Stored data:
○ ○ ○ ○ ○

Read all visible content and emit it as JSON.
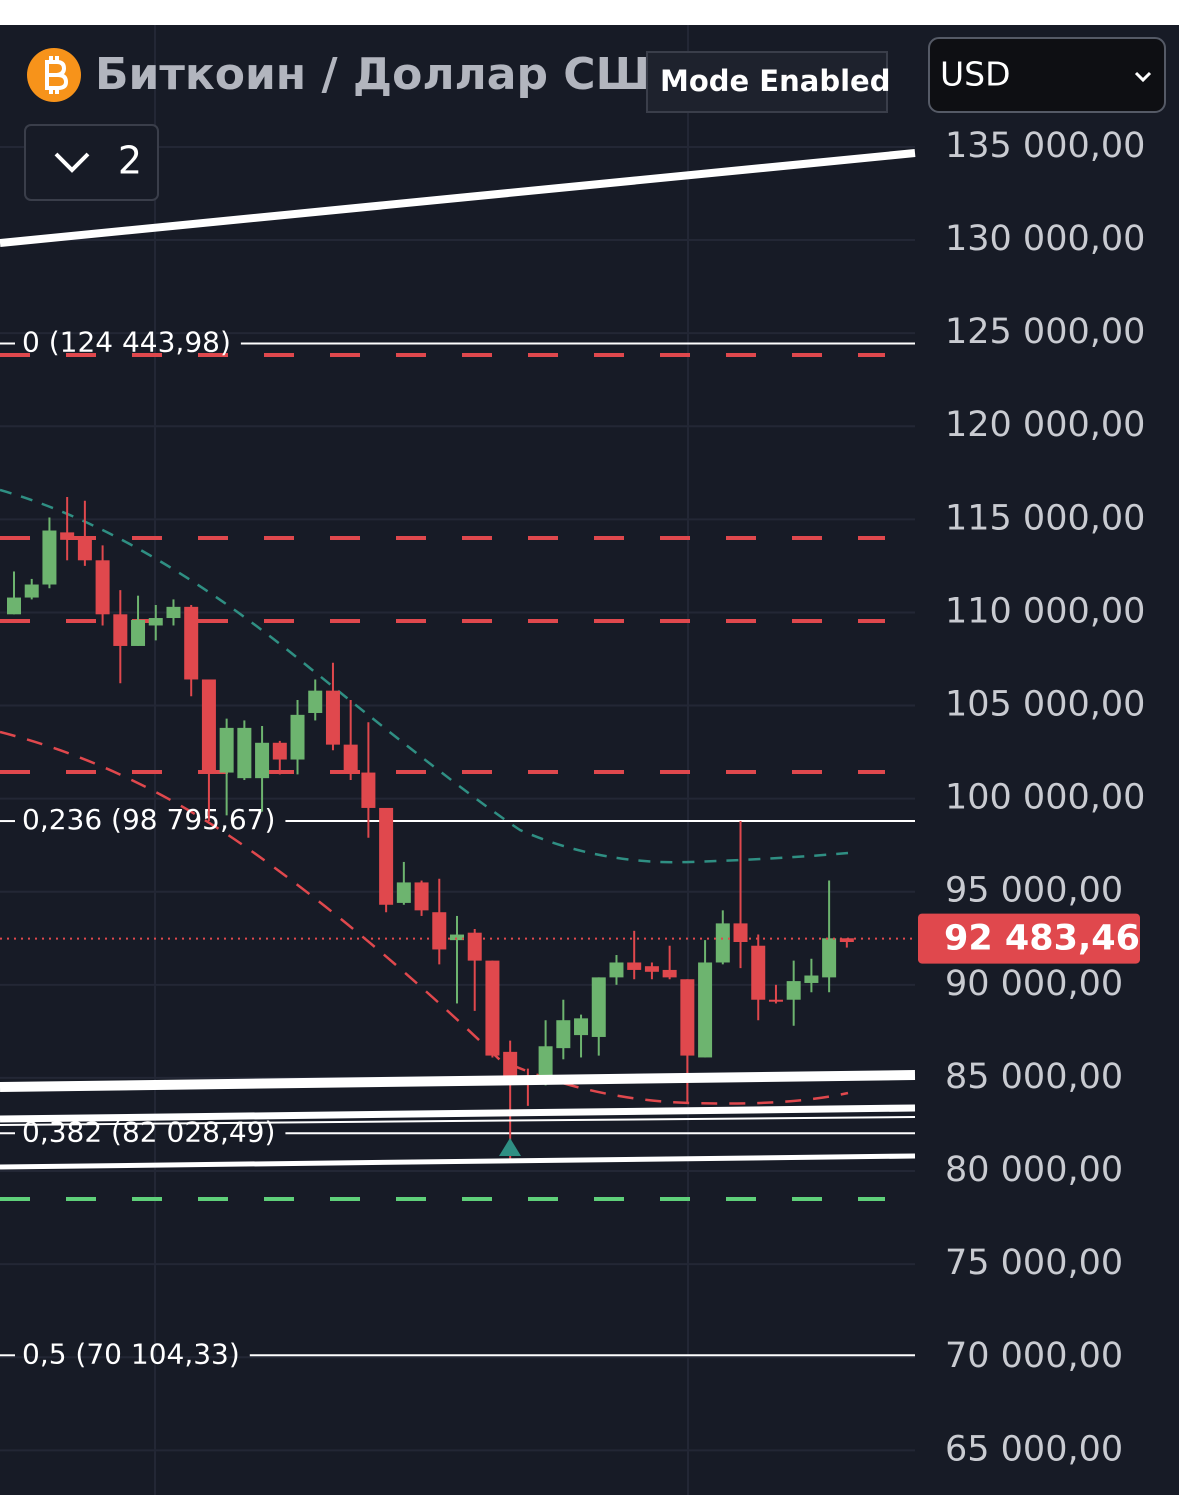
{
  "header": {
    "title": "Биткоин / Доллар США",
    "mode": "Mode Enabled",
    "currency": "USD",
    "layers": "2"
  },
  "chart_data": {
    "type": "candlestick",
    "open": [
      109900,
      110800,
      111500,
      114300,
      114000,
      112800,
      109900,
      108200,
      109300,
      109700,
      110300,
      106400,
      101400,
      101100,
      101100,
      103000,
      102100,
      104600,
      105800,
      102900,
      101400,
      99500,
      94400,
      95500,
      93900,
      92400,
      92800,
      91300,
      86400,
      85100,
      84700,
      86600,
      87300,
      87200,
      90400,
      91200,
      91000,
      90800,
      90300,
      86100,
      91200,
      93300,
      92100,
      89200,
      89200,
      90100,
      90400,
      92500
    ],
    "high": [
      112200,
      111800,
      115100,
      116200,
      116000,
      113600,
      111200,
      110900,
      110400,
      110700,
      110400,
      106400,
      104300,
      104200,
      103900,
      103100,
      105300,
      106400,
      107300,
      105300,
      104100,
      99500,
      96600,
      95600,
      95700,
      93700,
      93000,
      91300,
      87000,
      85500,
      88100,
      89200,
      88400,
      90400,
      91600,
      92900,
      91200,
      92100,
      90300,
      92400,
      94000,
      98800,
      92700,
      90000,
      91300,
      91400,
      95600,
      92500
    ],
    "low": [
      109900,
      110700,
      111300,
      112800,
      112500,
      109300,
      106200,
      108200,
      108500,
      109300,
      105500,
      98800,
      99100,
      101000,
      99300,
      101300,
      101300,
      104200,
      102600,
      101000,
      97900,
      93900,
      94300,
      93700,
      91100,
      89000,
      88600,
      86100,
      80500,
      83500,
      84600,
      86000,
      86100,
      86200,
      90000,
      90300,
      90300,
      90300,
      83700,
      86100,
      91100,
      90900,
      88100,
      89000,
      87800,
      89600,
      89600,
      92000
    ],
    "close": [
      110800,
      111500,
      114400,
      113900,
      112800,
      109900,
      108200,
      109600,
      109700,
      110300,
      106400,
      101400,
      103800,
      103800,
      103000,
      102100,
      104500,
      105800,
      102900,
      101400,
      99500,
      94300,
      95500,
      94000,
      91900,
      92700,
      91300,
      86200,
      85000,
      84700,
      86700,
      88100,
      88200,
      90400,
      91200,
      90800,
      90700,
      90400,
      86200,
      91200,
      93300,
      92300,
      89200,
      89100,
      90200,
      90500,
      92500,
      92300
    ],
    "colors": {
      "up": "#6db46f",
      "down": "#e0484d"
    },
    "ylim": [
      62600,
      141550
    ],
    "yticks": [
      {
        "value": 135000,
        "label": "135 000,00"
      },
      {
        "value": 130000,
        "label": "130 000,00"
      },
      {
        "value": 125000,
        "label": "125 000,00"
      },
      {
        "value": 120000,
        "label": "120 000,00"
      },
      {
        "value": 115000,
        "label": "115 000,00"
      },
      {
        "value": 110000,
        "label": "110 000,00"
      },
      {
        "value": 105000,
        "label": "105 000,00"
      },
      {
        "value": 100000,
        "label": "100 000,00"
      },
      {
        "value": 95000,
        "label": "95 000,00"
      },
      {
        "value": 90000,
        "label": "90 000,00"
      },
      {
        "value": 85000,
        "label": "85 000,00"
      },
      {
        "value": 80000,
        "label": "80 000,00"
      },
      {
        "value": 75000,
        "label": "75 000,00"
      },
      {
        "value": 70000,
        "label": "70 000,00"
      },
      {
        "value": 65000,
        "label": "65 000,00"
      }
    ],
    "levels": [
      {
        "label": "0 (124 443,98)",
        "value": 124443.98
      },
      {
        "label": "0,236 (98 795,67)",
        "value": 98795.67
      },
      {
        "label": "0,382 (82 028,49)",
        "value": 82028.49
      },
      {
        "label": "0,5 (70 104,33)",
        "value": 70104.33
      }
    ],
    "last_price": {
      "value": 92483.46,
      "label": "92 483,46"
    }
  }
}
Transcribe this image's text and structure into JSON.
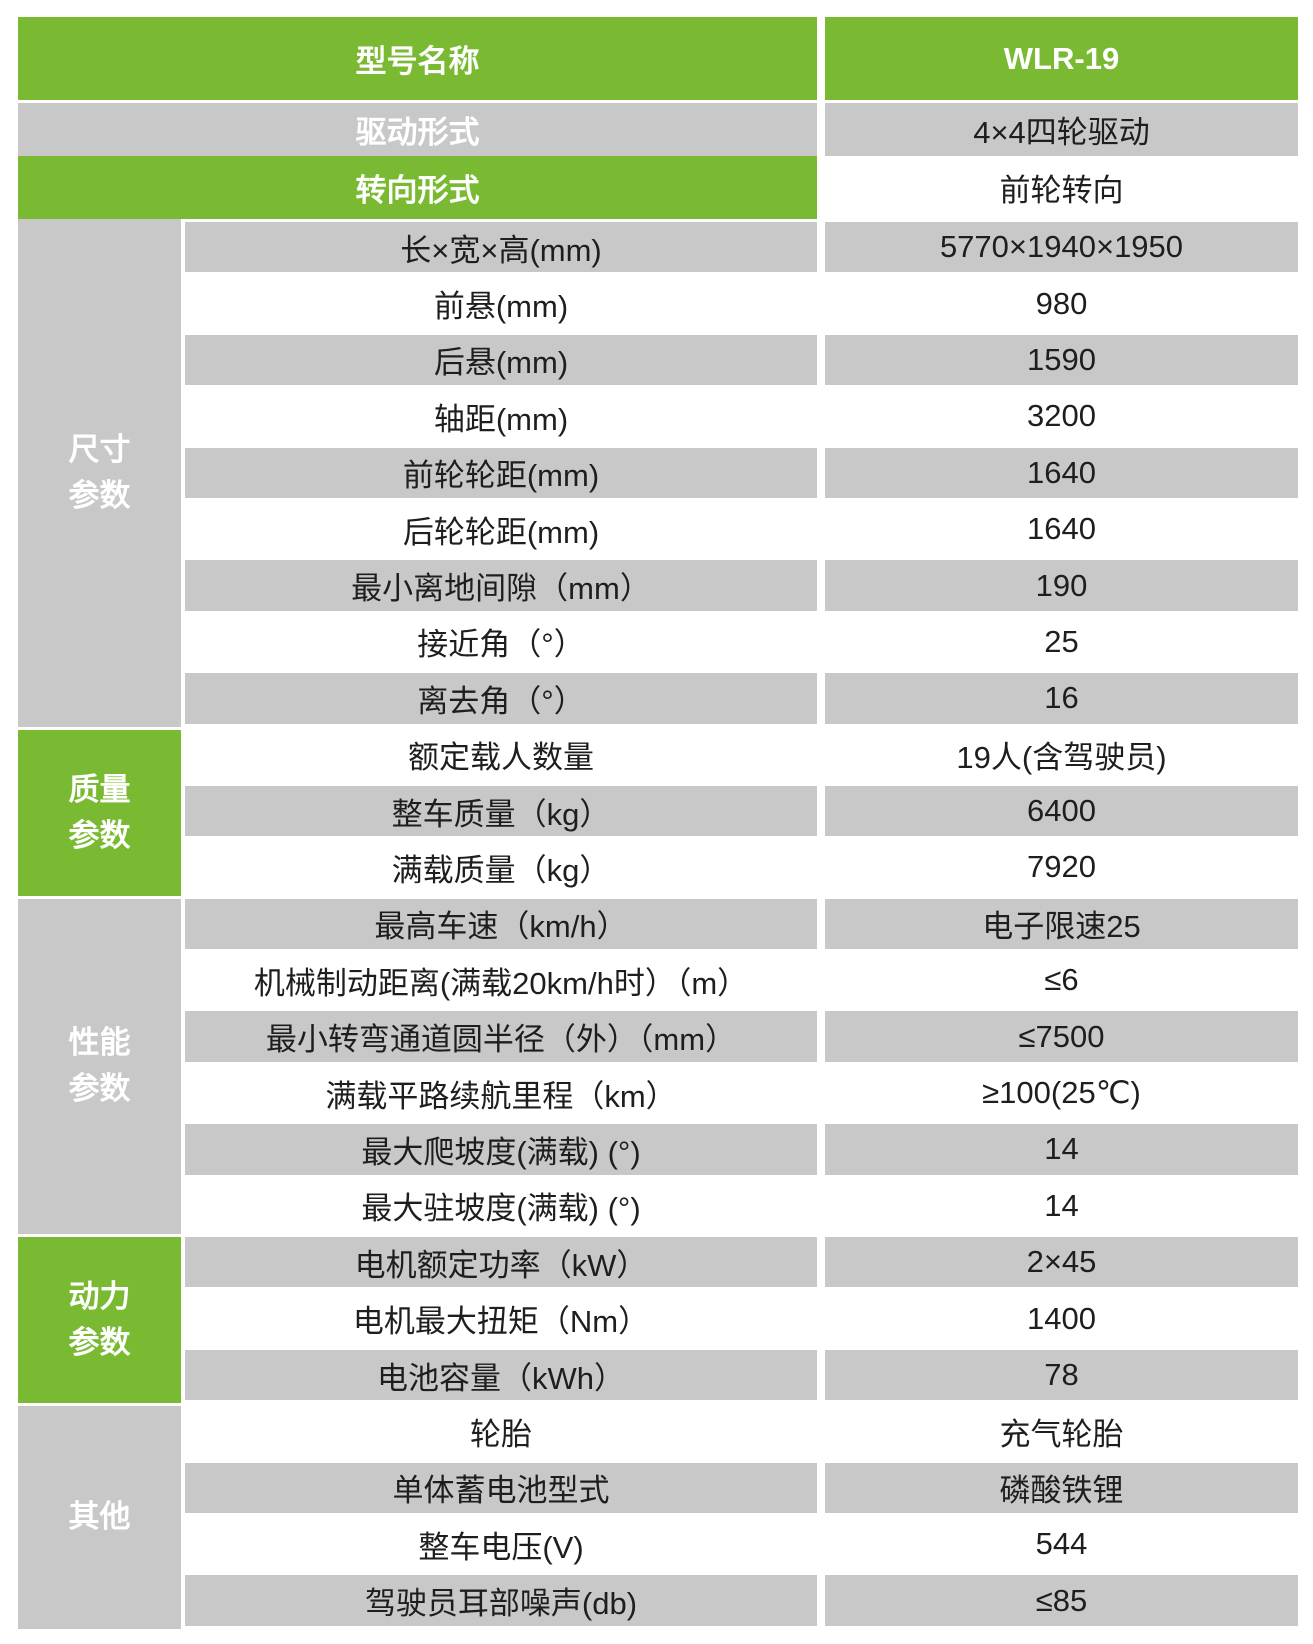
{
  "colors": {
    "green": "#7aba32",
    "gray": "#c8c8c8",
    "white": "#ffffff"
  },
  "header": {
    "label": "型号名称",
    "value": "WLR-19"
  },
  "top_rows": [
    {
      "label": "驱动形式",
      "value": "4×4四轮驱动"
    },
    {
      "label": "转向形式",
      "value": "前轮转向"
    }
  ],
  "groups": [
    {
      "name": "尺寸\n参数",
      "color": "gray",
      "rows": [
        {
          "label": "长×宽×高(mm)",
          "value": "5770×1940×1950"
        },
        {
          "label": "前悬(mm)",
          "value": "980"
        },
        {
          "label": "后悬(mm)",
          "value": "1590"
        },
        {
          "label": "轴距(mm)",
          "value": "3200"
        },
        {
          "label": "前轮轮距(mm)",
          "value": "1640"
        },
        {
          "label": "后轮轮距(mm)",
          "value": "1640"
        },
        {
          "label": "最小离地间隙（mm）",
          "value": "190"
        },
        {
          "label": "接近角（°）",
          "value": "25"
        },
        {
          "label": "离去角（°）",
          "value": "16"
        }
      ]
    },
    {
      "name": "质量\n参数",
      "color": "green",
      "rows": [
        {
          "label": "额定载人数量",
          "value": "19人(含驾驶员)"
        },
        {
          "label": "整车质量（kg）",
          "value": "6400"
        },
        {
          "label": "满载质量（kg）",
          "value": "7920"
        }
      ]
    },
    {
      "name": "性能\n参数",
      "color": "gray",
      "rows": [
        {
          "label": "最高车速（km/h）",
          "value": "电子限速25"
        },
        {
          "label": "机械制动距离(满载20km/h时）（m）",
          "value": "≤6"
        },
        {
          "label": "最小转弯通道圆半径（外）（mm）",
          "value": "≤7500"
        },
        {
          "label": "满载平路续航里程（km）",
          "value": "≥100(25℃)"
        },
        {
          "label": "最大爬坡度(满载) (°)",
          "value": "14"
        },
        {
          "label": "最大驻坡度(满载) (°)",
          "value": "14"
        }
      ]
    },
    {
      "name": "动力\n参数",
      "color": "green",
      "rows": [
        {
          "label": "电机额定功率（kW）",
          "value": "2×45"
        },
        {
          "label": "电机最大扭矩（Nm）",
          "value": "1400"
        },
        {
          "label": "电池容量（kWh）",
          "value": "78"
        }
      ]
    },
    {
      "name": "其他",
      "color": "gray",
      "rows": [
        {
          "label": "轮胎",
          "value": "充气轮胎"
        },
        {
          "label": "单体蓄电池型式",
          "value": "磷酸铁锂"
        },
        {
          "label": "整车电压(V)",
          "value": "544"
        },
        {
          "label": "驾驶员耳部噪声(db)",
          "value": "≤85"
        }
      ]
    }
  ]
}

○ ○ ○ ○ ○

● **Exercise details**: Return all of the data exactly as written, and drop the pictures.

● **Final answer**:
Read all visible content and emit it as JSON.
{
  "header": {
    "title": "Биткоин / Доллар США",
    "mode": "Mode Enabled",
    "currency": "USD",
    "layers": "2"
  },
  "chart_data": {
    "type": "candlestick",
    "open": [
      109900,
      110800,
      111500,
      114300,
      114000,
      112800,
      109900,
      108200,
      109300,
      109700,
      110300,
      106400,
      101400,
      101100,
      101100,
      103000,
      102100,
      104600,
      105800,
      102900,
      101400,
      99500,
      94400,
      95500,
      93900,
      92400,
      92800,
      91300,
      86400,
      85100,
      84700,
      86600,
      87300,
      87200,
      90400,
      91200,
      91000,
      90800,
      90300,
      86100,
      91200,
      93300,
      92100,
      89200,
      89200,
      90100,
      90400,
      92500
    ],
    "high": [
      112200,
      111800,
      115100,
      116200,
      116000,
      113600,
      111200,
      110900,
      110400,
      110700,
      110400,
      106400,
      104300,
      104200,
      103900,
      103100,
      105300,
      106400,
      107300,
      105300,
      104100,
      99500,
      96600,
      95600,
      95700,
      93700,
      93000,
      91300,
      87000,
      85500,
      88100,
      89200,
      88400,
      90400,
      91600,
      92900,
      91200,
      92100,
      90300,
      92400,
      94000,
      98800,
      92700,
      90000,
      91300,
      91400,
      95600,
      92500
    ],
    "low": [
      109900,
      110700,
      111300,
      112800,
      112500,
      109300,
      106200,
      108200,
      108500,
      109300,
      105500,
      98800,
      99100,
      101000,
      99300,
      101300,
      101300,
      104200,
      102600,
      101000,
      97900,
      93900,
      94300,
      93700,
      91100,
      89000,
      88600,
      86100,
      80500,
      83500,
      84600,
      86000,
      86100,
      86200,
      90000,
      90300,
      90300,
      90300,
      83700,
      86100,
      91100,
      90900,
      88100,
      89000,
      87800,
      89600,
      89600,
      92000
    ],
    "close": [
      110800,
      111500,
      114400,
      113900,
      112800,
      109900,
      108200,
      109600,
      109700,
      110300,
      106400,
      101400,
      103800,
      103800,
      103000,
      102100,
      104500,
      105800,
      102900,
      101400,
      99500,
      94300,
      95500,
      94000,
      91900,
      92700,
      91300,
      86200,
      85000,
      84700,
      86700,
      88100,
      88200,
      90400,
      91200,
      90800,
      90700,
      90400,
      86200,
      91200,
      93300,
      92300,
      89200,
      89100,
      90200,
      90500,
      92500,
      92300
    ],
    "colors": {
      "up": "#6db46f",
      "down": "#e0484d"
    },
    "ylim": [
      62600,
      141550
    ],
    "yticks": [
      {
        "value": 135000,
        "label": "135 000,00"
      },
      {
        "value": 130000,
        "label": "130 000,00"
      },
      {
        "value": 125000,
        "label": "125 000,00"
      },
      {
        "value": 120000,
        "label": "120 000,00"
      },
      {
        "value": 115000,
        "label": "115 000,00"
      },
      {
        "value": 110000,
        "label": "110 000,00"
      },
      {
        "value": 105000,
        "label": "105 000,00"
      },
      {
        "value": 100000,
        "label": "100 000,00"
      },
      {
        "value": 95000,
        "label": "95 000,00"
      },
      {
        "value": 90000,
        "label": "90 000,00"
      },
      {
        "value": 85000,
        "label": "85 000,00"
      },
      {
        "value": 80000,
        "label": "80 000,00"
      },
      {
        "value": 75000,
        "label": "75 000,00"
      },
      {
        "value": 70000,
        "label": "70 000,00"
      },
      {
        "value": 65000,
        "label": "65 000,00"
      }
    ],
    "levels": [
      {
        "label": "0 (124 443,98)",
        "value": 124443.98
      },
      {
        "label": "0,236 (98 795,67)",
        "value": 98795.67
      },
      {
        "label": "0,382 (82 028,49)",
        "value": 82028.49
      },
      {
        "label": "0,5 (70 104,33)",
        "value": 70104.33
      }
    ],
    "last_price": {
      "value": 92483.46,
      "label": "92 483,46"
    }
  }
}
Transcribe this image's text and structure into JSON.
{
  "colors": {
    "green": "#7aba32",
    "gray": "#c8c8c8",
    "white": "#ffffff"
  },
  "header": {
    "label": "型号名称",
    "value": "WLR-19"
  },
  "top_rows": [
    {
      "label": "驱动形式",
      "value": "4×4四轮驱动"
    },
    {
      "label": "转向形式",
      "value": "前轮转向"
    }
  ],
  "groups": [
    {
      "name": "尺寸\n参数",
      "color": "gray",
      "rows": [
        {
          "label": "长×宽×高(mm)",
          "value": "5770×1940×1950"
        },
        {
          "label": "前悬(mm)",
          "value": "980"
        },
        {
          "label": "后悬(mm)",
          "value": "1590"
        },
        {
          "label": "轴距(mm)",
          "value": "3200"
        },
        {
          "label": "前轮轮距(mm)",
          "value": "1640"
        },
        {
          "label": "后轮轮距(mm)",
          "value": "1640"
        },
        {
          "label": "最小离地间隙（mm）",
          "value": "190"
        },
        {
          "label": "接近角（°）",
          "value": "25"
        },
        {
          "label": "离去角（°）",
          "value": "16"
        }
      ]
    },
    {
      "name": "质量\n参数",
      "color": "green",
      "rows": [
        {
          "label": "额定载人数量",
          "value": "19人(含驾驶员)"
        },
        {
          "label": "整车质量（kg）",
          "value": "6400"
        },
        {
          "label": "满载质量（kg）",
          "value": "7920"
        }
      ]
    },
    {
      "name": "性能\n参数",
      "color": "gray",
      "rows": [
        {
          "label": "最高车速（km/h）",
          "value": "电子限速25"
        },
        {
          "label": "机械制动距离(满载20km/h时）（m）",
          "value": "≤6"
        },
        {
          "label": "最小转弯通道圆半径（外）（mm）",
          "value": "≤7500"
        },
        {
          "label": "满载平路续航里程（km）",
          "value": "≥100(25℃)"
        },
        {
          "label": "最大爬坡度(满载) (°)",
          "value": "14"
        },
        {
          "label": "最大驻坡度(满载) (°)",
          "value": "14"
        }
      ]
    },
    {
      "name": "动力\n参数",
      "color": "green",
      "rows": [
        {
          "label": "电机额定功率（kW）",
          "value": "2×45"
        },
        {
          "label": "电机最大扭矩（Nm）",
          "value": "1400"
        },
        {
          "label": "电池容量（kWh）",
          "value": "78"
        }
      ]
    },
    {
      "name": "其他",
      "color": "gray",
      "rows": [
        {
          "label": "轮胎",
          "value": "充气轮胎"
        },
        {
          "label": "单体蓄电池型式",
          "value": "磷酸铁锂"
        },
        {
          "label": "整车电压(V)",
          "value": "544"
        },
        {
          "label": "驾驶员耳部噪声(db)",
          "value": "≤85"
        }
      ]
    }
  ]
}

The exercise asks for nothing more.